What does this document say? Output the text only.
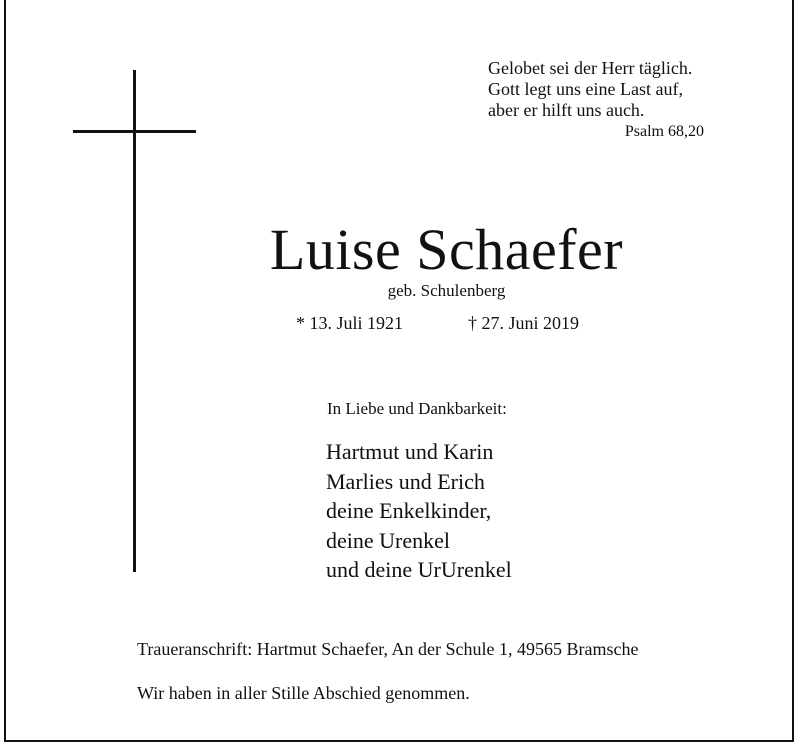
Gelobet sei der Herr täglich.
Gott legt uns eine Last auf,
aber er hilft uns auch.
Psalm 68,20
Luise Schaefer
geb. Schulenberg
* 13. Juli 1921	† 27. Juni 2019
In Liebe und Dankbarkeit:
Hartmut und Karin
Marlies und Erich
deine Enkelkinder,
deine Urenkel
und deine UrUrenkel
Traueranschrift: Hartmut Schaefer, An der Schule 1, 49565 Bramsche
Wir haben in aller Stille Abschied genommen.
===============
» DIRECTIONS FOR THIS TASK:
Only lines holding the word "deine" belong in the answer; copy all of them from the records.

» EXERCISE OUTPUT:
deine Enkelkinder,
deine Urenkel
und deine UrUrenkel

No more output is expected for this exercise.